(Data excerpts)
__________

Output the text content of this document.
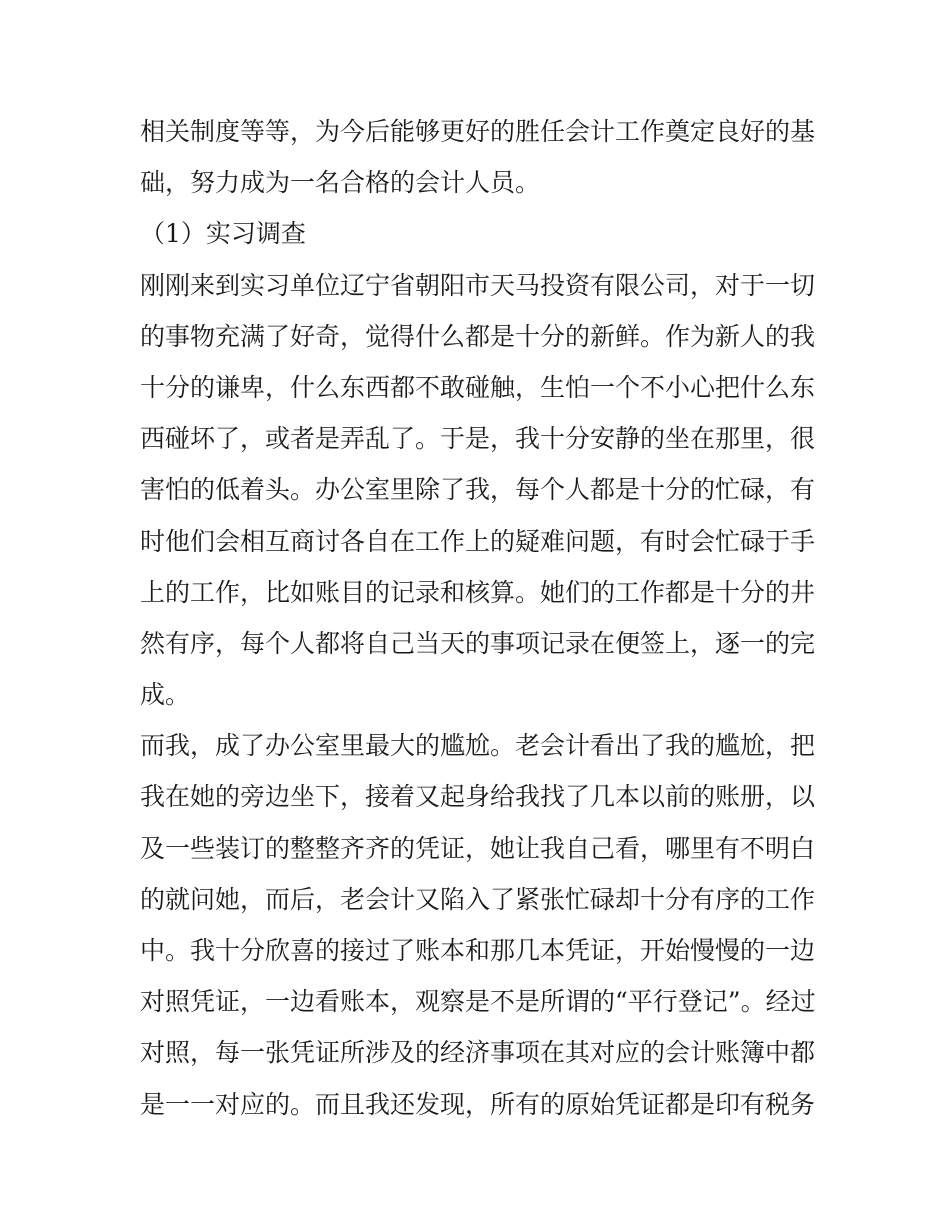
相关制度等等，为今后能够更好的胜任会计工作奠定良好的基
础，努力成为一名合格的会计人员。
（1）实习调查
刚刚来到实习单位辽宁省朝阳市天马投资有限公司，对于一切
的事物充满了好奇，觉得什么都是十分的新鲜。作为新人的我
十分的谦卑，什么东西都不敢碰触，生怕一个不小心把什么东
西碰坏了，或者是弄乱了。于是，我十分安静的坐在那里，很
害怕的低着头。办公室里除了我，每个人都是十分的忙碌，有
时他们会相互商讨各自在工作上的疑难问题，有时会忙碌于手
上的工作，比如账目的记录和核算。她们的工作都是十分的井
然有序，每个人都将自己当天的事项记录在便签上，逐一的完
成。
而我，成了办公室里最大的尴尬。老会计看出了我的尴尬，把
我在她的旁边坐下，接着又起身给我找了几本以前的账册，以
及一些装订的整整齐齐的凭证，她让我自己看，哪里有不明白
的就问她，而后，老会计又陷入了紧张忙碌却十分有序的工作
中。我十分欣喜的接过了账本和那几本凭证，开始慢慢的一边
对照凭证，一边看账本，观察是不是所谓的“平行登记”。经过
对照，每一张凭证所涉及的经济事项在其对应的会计账簿中都
是一一对应的。而且我还发现，所有的原始凭证都是印有税务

__________

INSTRUCTIONS TO FOLLOW ->
Leave the pictures out and copy the rest of the data exactly.

THE REPLY ->
Output the text content of this document.
相关制度等等，为今后能够更好的胜任会计工作奠定良好的基
础，努力成为一名合格的会计人员。
（1）实习调查
刚刚来到实习单位辽宁省朝阳市天马投资有限公司，对于一切
的事物充满了好奇，觉得什么都是十分的新鲜。作为新人的我
十分的谦卑，什么东西都不敢碰触，生怕一个不小心把什么东
西碰坏了，或者是弄乱了。于是，我十分安静的坐在那里，很
害怕的低着头。办公室里除了我，每个人都是十分的忙碌，有
时他们会相互商讨各自在工作上的疑难问题，有时会忙碌于手
上的工作，比如账目的记录和核算。她们的工作都是十分的井
然有序，每个人都将自己当天的事项记录在便签上，逐一的完
成。
而我，成了办公室里最大的尴尬。老会计看出了我的尴尬，把
我在她的旁边坐下，接着又起身给我找了几本以前的账册，以
及一些装订的整整齐齐的凭证，她让我自己看，哪里有不明白
的就问她，而后，老会计又陷入了紧张忙碌却十分有序的工作
中。我十分欣喜的接过了账本和那几本凭证，开始慢慢的一边
对照凭证，一边看账本，观察是不是所谓的“平行登记”。经过
对照，每一张凭证所涉及的经济事项在其对应的会计账簿中都
是一一对应的。而且我还发现，所有的原始凭证都是印有税务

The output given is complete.